> **Short problem**: Word for word, set down the records and skip each picture.

> **Records provided**:
>>

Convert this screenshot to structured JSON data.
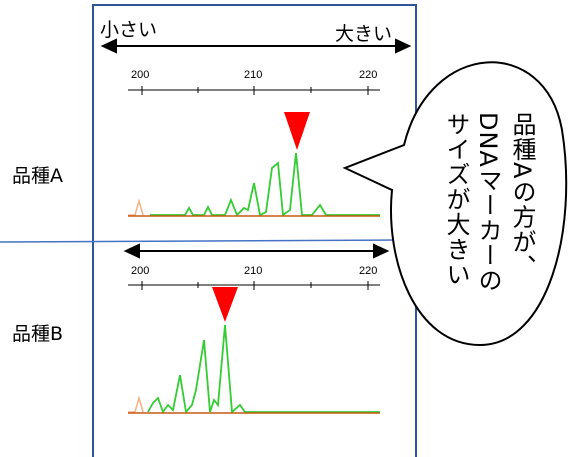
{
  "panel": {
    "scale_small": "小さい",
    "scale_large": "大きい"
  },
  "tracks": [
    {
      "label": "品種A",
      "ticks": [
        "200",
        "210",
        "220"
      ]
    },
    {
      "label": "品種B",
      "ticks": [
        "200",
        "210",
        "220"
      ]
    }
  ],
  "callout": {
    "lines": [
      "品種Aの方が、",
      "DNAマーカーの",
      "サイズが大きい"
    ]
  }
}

<<

> **Answer to this problem**:
Convert this screenshot to structured JSON data.
{
  "panel": {
    "scale_small": "小さい",
    "scale_large": "大きい"
  },
  "tracks": [
    {
      "label": "品種A",
      "ticks": [
        "200",
        "210",
        "220"
      ]
    },
    {
      "label": "品種B",
      "ticks": [
        "200",
        "210",
        "220"
      ]
    }
  ],
  "callout": {
    "lines": [
      "品種Aの方が、",
      "DNAマーカーの",
      "サイズが大きい"
    ]
  }
}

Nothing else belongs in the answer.